Which lines below hold the word "loop"? Copy all of them.

--- Start Source material ---

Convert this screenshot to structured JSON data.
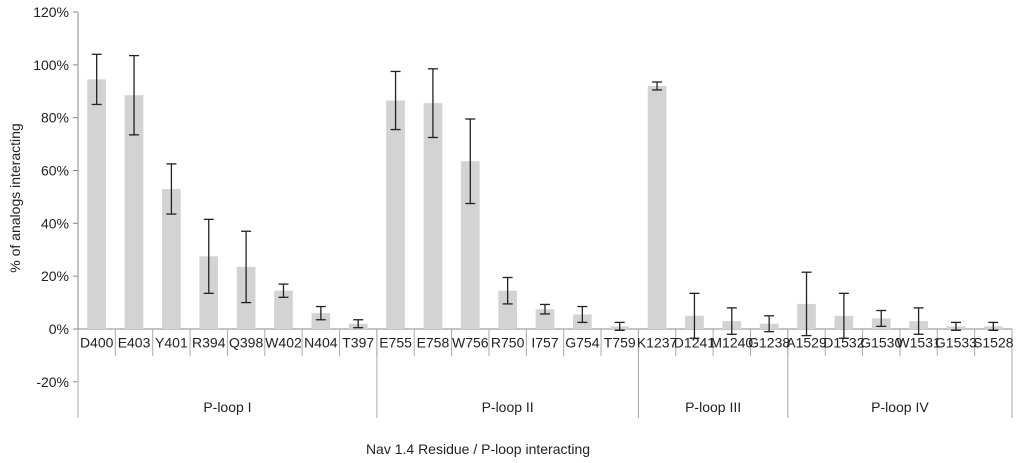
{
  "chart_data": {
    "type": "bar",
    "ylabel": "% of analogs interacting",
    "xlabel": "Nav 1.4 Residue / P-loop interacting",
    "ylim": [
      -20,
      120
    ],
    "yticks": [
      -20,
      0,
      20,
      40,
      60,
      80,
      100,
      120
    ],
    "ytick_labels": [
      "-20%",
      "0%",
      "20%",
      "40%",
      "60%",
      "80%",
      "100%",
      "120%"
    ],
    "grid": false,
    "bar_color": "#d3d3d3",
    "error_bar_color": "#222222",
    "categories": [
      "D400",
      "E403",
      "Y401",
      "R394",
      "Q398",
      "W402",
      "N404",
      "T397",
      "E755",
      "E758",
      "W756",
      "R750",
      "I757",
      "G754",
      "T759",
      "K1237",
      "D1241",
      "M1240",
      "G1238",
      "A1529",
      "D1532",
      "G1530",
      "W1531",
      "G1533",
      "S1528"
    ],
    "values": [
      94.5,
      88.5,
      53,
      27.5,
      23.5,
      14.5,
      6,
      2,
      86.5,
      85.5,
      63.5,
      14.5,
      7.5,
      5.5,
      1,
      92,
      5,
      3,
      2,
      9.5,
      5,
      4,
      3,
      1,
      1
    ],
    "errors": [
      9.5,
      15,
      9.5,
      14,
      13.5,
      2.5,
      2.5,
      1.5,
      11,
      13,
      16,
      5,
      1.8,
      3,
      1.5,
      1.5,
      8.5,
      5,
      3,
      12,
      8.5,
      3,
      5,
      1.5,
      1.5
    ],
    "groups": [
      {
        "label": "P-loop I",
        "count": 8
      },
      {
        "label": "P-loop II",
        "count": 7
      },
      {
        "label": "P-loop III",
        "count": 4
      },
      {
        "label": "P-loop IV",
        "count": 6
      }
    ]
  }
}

--- End Source material ---

▶ [Reply to the exercise]:
    "xlabel": "Nav 1.4 Residue / P-loop interacting",
        "label": "P-loop I",
        "label": "P-loop II",
        "label": "P-loop III",
        "label": "P-loop IV",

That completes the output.